» Task data:
§ §

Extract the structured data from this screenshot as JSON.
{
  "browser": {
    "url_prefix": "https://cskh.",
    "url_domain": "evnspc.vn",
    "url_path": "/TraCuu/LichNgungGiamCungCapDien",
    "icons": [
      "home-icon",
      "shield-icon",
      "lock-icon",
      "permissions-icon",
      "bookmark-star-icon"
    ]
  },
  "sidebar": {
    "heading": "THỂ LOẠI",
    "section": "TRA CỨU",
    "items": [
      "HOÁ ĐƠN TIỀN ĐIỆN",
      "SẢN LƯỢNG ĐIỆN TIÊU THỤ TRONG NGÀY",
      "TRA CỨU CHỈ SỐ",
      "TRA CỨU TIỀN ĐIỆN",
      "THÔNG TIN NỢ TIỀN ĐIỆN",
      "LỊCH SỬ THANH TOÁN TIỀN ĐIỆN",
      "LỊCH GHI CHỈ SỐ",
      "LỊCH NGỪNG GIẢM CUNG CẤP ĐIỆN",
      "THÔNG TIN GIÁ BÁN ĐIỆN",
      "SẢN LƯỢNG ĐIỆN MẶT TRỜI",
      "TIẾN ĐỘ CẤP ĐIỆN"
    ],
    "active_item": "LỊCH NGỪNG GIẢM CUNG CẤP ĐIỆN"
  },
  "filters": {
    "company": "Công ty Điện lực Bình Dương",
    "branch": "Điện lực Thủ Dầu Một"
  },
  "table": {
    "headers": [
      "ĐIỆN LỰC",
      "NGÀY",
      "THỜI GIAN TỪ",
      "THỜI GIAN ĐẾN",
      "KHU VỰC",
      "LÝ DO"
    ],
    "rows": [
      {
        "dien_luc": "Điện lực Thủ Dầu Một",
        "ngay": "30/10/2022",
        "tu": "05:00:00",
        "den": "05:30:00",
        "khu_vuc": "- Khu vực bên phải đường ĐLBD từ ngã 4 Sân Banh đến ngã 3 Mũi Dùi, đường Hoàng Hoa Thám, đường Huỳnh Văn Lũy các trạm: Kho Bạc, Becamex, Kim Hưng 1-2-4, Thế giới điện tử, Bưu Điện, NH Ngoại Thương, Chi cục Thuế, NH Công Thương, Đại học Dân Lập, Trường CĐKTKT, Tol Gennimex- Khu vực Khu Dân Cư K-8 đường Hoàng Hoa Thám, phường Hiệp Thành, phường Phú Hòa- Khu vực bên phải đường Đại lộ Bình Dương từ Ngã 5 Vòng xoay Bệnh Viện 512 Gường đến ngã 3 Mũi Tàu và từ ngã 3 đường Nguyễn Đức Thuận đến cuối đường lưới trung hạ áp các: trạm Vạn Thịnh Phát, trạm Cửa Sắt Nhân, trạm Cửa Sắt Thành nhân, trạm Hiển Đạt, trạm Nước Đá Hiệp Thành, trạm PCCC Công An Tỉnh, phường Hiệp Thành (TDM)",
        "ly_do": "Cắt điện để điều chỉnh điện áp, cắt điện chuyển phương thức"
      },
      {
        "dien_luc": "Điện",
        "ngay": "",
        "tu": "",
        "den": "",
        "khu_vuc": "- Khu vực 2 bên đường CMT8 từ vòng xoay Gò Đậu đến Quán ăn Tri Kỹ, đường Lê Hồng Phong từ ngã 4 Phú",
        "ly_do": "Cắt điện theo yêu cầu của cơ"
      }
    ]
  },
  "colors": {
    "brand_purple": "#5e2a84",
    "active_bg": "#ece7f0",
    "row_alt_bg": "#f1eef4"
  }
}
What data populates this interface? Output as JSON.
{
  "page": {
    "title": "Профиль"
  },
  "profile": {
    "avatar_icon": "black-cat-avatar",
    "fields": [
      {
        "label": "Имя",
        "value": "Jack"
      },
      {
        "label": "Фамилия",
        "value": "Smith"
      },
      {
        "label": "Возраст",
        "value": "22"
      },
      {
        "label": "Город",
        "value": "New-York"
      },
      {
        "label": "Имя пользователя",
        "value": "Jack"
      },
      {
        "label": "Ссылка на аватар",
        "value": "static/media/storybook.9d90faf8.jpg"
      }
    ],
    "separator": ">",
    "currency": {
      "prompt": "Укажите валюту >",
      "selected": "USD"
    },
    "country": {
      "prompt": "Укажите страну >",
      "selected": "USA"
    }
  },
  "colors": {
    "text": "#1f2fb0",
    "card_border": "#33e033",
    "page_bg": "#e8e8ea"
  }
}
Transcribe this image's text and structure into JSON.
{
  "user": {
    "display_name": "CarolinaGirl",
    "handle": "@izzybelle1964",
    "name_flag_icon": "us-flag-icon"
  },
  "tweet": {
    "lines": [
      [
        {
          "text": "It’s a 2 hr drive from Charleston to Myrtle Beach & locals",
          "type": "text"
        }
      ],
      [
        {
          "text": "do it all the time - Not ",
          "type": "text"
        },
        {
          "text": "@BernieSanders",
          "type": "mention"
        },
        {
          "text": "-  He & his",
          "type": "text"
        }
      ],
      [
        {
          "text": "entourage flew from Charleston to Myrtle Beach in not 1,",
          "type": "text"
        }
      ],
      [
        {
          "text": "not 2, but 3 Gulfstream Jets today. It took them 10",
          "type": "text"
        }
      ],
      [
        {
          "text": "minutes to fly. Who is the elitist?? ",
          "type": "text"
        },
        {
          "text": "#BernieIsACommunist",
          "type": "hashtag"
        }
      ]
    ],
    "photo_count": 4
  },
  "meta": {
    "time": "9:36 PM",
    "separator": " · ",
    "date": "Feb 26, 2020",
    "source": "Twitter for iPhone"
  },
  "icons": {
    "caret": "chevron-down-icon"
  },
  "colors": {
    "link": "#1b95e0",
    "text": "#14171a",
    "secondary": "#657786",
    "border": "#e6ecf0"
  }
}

§ §

» To do: Copy out every line of the data that includes "from".

» Response below:
Extract the structured data from this screenshot as JSON.
          "text": "It’s a 2 hr drive from Charleston to Myrtle Beach & locals",
          "text": "entourage flew from Charleston to Myrtle Beach in not 1,",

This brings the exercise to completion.